● Task directions:
What follows is a listing; give it again exactly, in its entirety.

● Records provided:
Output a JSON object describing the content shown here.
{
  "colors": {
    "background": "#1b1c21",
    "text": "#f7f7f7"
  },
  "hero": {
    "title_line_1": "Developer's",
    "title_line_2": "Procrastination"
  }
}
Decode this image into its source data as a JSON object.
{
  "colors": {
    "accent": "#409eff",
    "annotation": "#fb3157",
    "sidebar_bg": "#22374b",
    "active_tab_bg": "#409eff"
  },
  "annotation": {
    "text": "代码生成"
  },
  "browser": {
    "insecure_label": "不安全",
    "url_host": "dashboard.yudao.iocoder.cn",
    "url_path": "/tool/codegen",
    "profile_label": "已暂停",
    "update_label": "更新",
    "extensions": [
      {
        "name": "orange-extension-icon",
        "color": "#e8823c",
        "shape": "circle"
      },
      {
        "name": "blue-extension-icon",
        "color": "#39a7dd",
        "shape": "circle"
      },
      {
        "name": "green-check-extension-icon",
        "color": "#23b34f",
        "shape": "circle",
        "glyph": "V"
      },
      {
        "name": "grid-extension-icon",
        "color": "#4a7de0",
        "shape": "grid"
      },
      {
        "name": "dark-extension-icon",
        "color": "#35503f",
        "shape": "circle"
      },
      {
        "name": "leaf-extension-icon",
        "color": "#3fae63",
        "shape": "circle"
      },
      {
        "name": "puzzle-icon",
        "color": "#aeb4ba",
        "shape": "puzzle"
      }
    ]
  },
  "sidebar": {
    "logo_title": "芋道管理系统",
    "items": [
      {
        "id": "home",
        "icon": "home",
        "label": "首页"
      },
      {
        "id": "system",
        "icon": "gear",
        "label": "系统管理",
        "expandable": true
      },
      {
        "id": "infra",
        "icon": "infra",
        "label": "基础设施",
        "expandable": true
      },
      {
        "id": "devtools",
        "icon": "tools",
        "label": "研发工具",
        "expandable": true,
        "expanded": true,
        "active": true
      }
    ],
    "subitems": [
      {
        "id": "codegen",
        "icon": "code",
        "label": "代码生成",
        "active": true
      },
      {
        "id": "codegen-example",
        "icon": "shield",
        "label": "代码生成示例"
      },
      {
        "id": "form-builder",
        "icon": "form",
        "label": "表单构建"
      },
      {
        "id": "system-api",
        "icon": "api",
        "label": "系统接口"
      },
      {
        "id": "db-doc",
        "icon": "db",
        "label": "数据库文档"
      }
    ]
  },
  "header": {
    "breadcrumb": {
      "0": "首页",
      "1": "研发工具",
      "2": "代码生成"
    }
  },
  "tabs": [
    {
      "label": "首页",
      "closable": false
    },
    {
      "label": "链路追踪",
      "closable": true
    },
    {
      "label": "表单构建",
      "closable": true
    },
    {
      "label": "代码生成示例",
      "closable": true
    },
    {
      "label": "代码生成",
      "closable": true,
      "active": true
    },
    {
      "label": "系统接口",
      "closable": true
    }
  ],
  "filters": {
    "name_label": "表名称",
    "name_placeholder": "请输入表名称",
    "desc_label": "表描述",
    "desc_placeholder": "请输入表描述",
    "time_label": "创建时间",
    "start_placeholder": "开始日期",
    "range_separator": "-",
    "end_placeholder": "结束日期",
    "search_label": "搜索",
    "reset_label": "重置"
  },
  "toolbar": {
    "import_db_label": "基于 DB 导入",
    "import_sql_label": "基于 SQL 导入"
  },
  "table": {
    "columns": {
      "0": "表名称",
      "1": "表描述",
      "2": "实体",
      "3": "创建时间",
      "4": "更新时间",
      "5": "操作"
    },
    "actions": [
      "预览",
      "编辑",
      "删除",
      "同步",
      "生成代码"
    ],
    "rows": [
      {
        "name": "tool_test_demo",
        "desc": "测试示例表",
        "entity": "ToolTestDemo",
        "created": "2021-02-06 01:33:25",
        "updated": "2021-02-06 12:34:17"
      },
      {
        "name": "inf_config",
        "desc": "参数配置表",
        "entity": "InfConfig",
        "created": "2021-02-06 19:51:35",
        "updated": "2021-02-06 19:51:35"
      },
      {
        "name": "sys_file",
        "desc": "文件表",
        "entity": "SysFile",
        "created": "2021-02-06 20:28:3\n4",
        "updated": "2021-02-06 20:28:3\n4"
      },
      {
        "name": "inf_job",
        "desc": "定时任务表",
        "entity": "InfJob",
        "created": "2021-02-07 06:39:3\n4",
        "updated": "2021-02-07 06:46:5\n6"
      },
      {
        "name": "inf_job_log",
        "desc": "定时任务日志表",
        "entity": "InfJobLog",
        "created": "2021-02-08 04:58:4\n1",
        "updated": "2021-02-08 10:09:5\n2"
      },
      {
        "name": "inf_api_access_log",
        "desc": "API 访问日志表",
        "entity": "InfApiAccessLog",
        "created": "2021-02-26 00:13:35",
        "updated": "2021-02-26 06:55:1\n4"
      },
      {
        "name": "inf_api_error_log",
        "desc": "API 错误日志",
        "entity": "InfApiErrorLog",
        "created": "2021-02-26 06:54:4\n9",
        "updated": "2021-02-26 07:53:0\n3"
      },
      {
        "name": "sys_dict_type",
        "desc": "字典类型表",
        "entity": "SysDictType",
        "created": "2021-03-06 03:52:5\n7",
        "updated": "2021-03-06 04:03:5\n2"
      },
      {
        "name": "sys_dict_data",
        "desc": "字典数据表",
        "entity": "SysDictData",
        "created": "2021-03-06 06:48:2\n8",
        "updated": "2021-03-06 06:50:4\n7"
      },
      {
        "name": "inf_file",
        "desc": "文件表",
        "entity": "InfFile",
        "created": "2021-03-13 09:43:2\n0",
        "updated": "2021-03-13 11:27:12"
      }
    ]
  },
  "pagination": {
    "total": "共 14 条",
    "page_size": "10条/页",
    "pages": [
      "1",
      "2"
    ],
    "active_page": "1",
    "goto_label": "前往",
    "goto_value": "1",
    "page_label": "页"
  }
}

● Response:
Output a JSON object describing the content shown here.
{
  "colors": {
    "background": "#1b1c21",
    "text": "#f7f7f7"
  },
  "hero": {
    "title_line_1": "Developer's",
    "title_line_2": "Procrastination"
  }
}
Decode this image into its source data as a JSON object.
{
  "colors": {
    "accent": "#409eff",
    "annotation": "#fb3157",
    "sidebar_bg": "#22374b",
    "active_tab_bg": "#409eff"
  },
  "annotation": {
    "text": "代码生成"
  },
  "browser": {
    "insecure_label": "不安全",
    "url_host": "dashboard.yudao.iocoder.cn",
    "url_path": "/tool/codegen",
    "profile_label": "已暂停",
    "update_label": "更新",
    "extensions": [
      {
        "name": "orange-extension-icon",
        "color": "#e8823c",
        "shape": "circle"
      },
      {
        "name": "blue-extension-icon",
        "color": "#39a7dd",
        "shape": "circle"
      },
      {
        "name": "green-check-extension-icon",
        "color": "#23b34f",
        "shape": "circle",
        "glyph": "V"
      },
      {
        "name": "grid-extension-icon",
        "color": "#4a7de0",
        "shape": "grid"
      },
      {
        "name": "dark-extension-icon",
        "color": "#35503f",
        "shape": "circle"
      },
      {
        "name": "leaf-extension-icon",
        "color": "#3fae63",
        "shape": "circle"
      },
      {
        "name": "puzzle-icon",
        "color": "#aeb4ba",
        "shape": "puzzle"
      }
    ]
  },
  "sidebar": {
    "logo_title": "芋道管理系统",
    "items": [
      {
        "id": "home",
        "icon": "home",
        "label": "首页"
      },
      {
        "id": "system",
        "icon": "gear",
        "label": "系统管理",
        "expandable": true
      },
      {
        "id": "infra",
        "icon": "infra",
        "label": "基础设施",
        "expandable": true
      },
      {
        "id": "devtools",
        "icon": "tools",
        "label": "研发工具",
        "expandable": true,
        "expanded": true,
        "active": true
      }
    ],
    "subitems": [
      {
        "id": "codegen",
        "icon": "code",
        "label": "代码生成",
        "active": true
      },
      {
        "id": "codegen-example",
        "icon": "shield",
        "label": "代码生成示例"
      },
      {
        "id": "form-builder",
        "icon": "form",
        "label": "表单构建"
      },
      {
        "id": "system-api",
        "icon": "api",
        "label": "系统接口"
      },
      {
        "id": "db-doc",
        "icon": "db",
        "label": "数据库文档"
      }
    ]
  },
  "header": {
    "breadcrumb": {
      "0": "首页",
      "1": "研发工具",
      "2": "代码生成"
    }
  },
  "tabs": [
    {
      "label": "首页",
      "closable": false
    },
    {
      "label": "链路追踪",
      "closable": true
    },
    {
      "label": "表单构建",
      "closable": true
    },
    {
      "label": "代码生成示例",
      "closable": true
    },
    {
      "label": "代码生成",
      "closable": true,
      "active": true
    },
    {
      "label": "系统接口",
      "closable": true
    }
  ],
  "filters": {
    "name_label": "表名称",
    "name_placeholder": "请输入表名称",
    "desc_label": "表描述",
    "desc_placeholder": "请输入表描述",
    "time_label": "创建时间",
    "start_placeholder": "开始日期",
    "range_separator": "-",
    "end_placeholder": "结束日期",
    "search_label": "搜索",
    "reset_label": "重置"
  },
  "toolbar": {
    "import_db_label": "基于 DB 导入",
    "import_sql_label": "基于 SQL 导入"
  },
  "table": {
    "columns": {
      "0": "表名称",
      "1": "表描述",
      "2": "实体",
      "3": "创建时间",
      "4": "更新时间",
      "5": "操作"
    },
    "actions": [
      "预览",
      "编辑",
      "删除",
      "同步",
      "生成代码"
    ],
    "rows": [
      {
        "name": "tool_test_demo",
        "desc": "测试示例表",
        "entity": "ToolTestDemo",
        "created": "2021-02-06 01:33:25",
        "updated": "2021-02-06 12:34:17"
      },
      {
        "name": "inf_config",
        "desc": "参数配置表",
        "entity": "InfConfig",
        "created": "2021-02-06 19:51:35",
        "updated": "2021-02-06 19:51:35"
      },
      {
        "name": "sys_file",
        "desc": "文件表",
        "entity": "SysFile",
        "created": "2021-02-06 20:28:3\n4",
        "updated": "2021-02-06 20:28:3\n4"
      },
      {
        "name": "inf_job",
        "desc": "定时任务表",
        "entity": "InfJob",
        "created": "2021-02-07 06:39:3\n4",
        "updated": "2021-02-07 06:46:5\n6"
      },
      {
        "name": "inf_job_log",
        "desc": "定时任务日志表",
        "entity": "InfJobLog",
        "created": "2021-02-08 04:58:4\n1",
        "updated": "2021-02-08 10:09:5\n2"
      },
      {
        "name": "inf_api_access_log",
        "desc": "API 访问日志表",
        "entity": "InfApiAccessLog",
        "created": "2021-02-26 00:13:35",
        "updated": "2021-02-26 06:55:1\n4"
      },
      {
        "name": "inf_api_error_log",
        "desc": "API 错误日志",
        "entity": "InfApiErrorLog",
        "created": "2021-02-26 06:54:4\n9",
        "updated": "2021-02-26 07:53:0\n3"
      },
      {
        "name": "sys_dict_type",
        "desc": "字典类型表",
        "entity": "SysDictType",
        "created": "2021-03-06 03:52:5\n7",
        "updated": "2021-03-06 04:03:5\n2"
      },
      {
        "name": "sys_dict_data",
        "desc": "字典数据表",
        "entity": "SysDictData",
        "created": "2021-03-06 06:48:2\n8",
        "updated": "2021-03-06 06:50:4\n7"
      },
      {
        "name": "inf_file",
        "desc": "文件表",
        "entity": "InfFile",
        "created": "2021-03-13 09:43:2\n0",
        "updated": "2021-03-13 11:27:12"
      }
    ]
  },
  "pagination": {
    "total": "共 14 条",
    "page_size": "10条/页",
    "pages": [
      "1",
      "2"
    ],
    "active_page": "1",
    "goto_label": "前往",
    "goto_value": "1",
    "page_label": "页"
  }
}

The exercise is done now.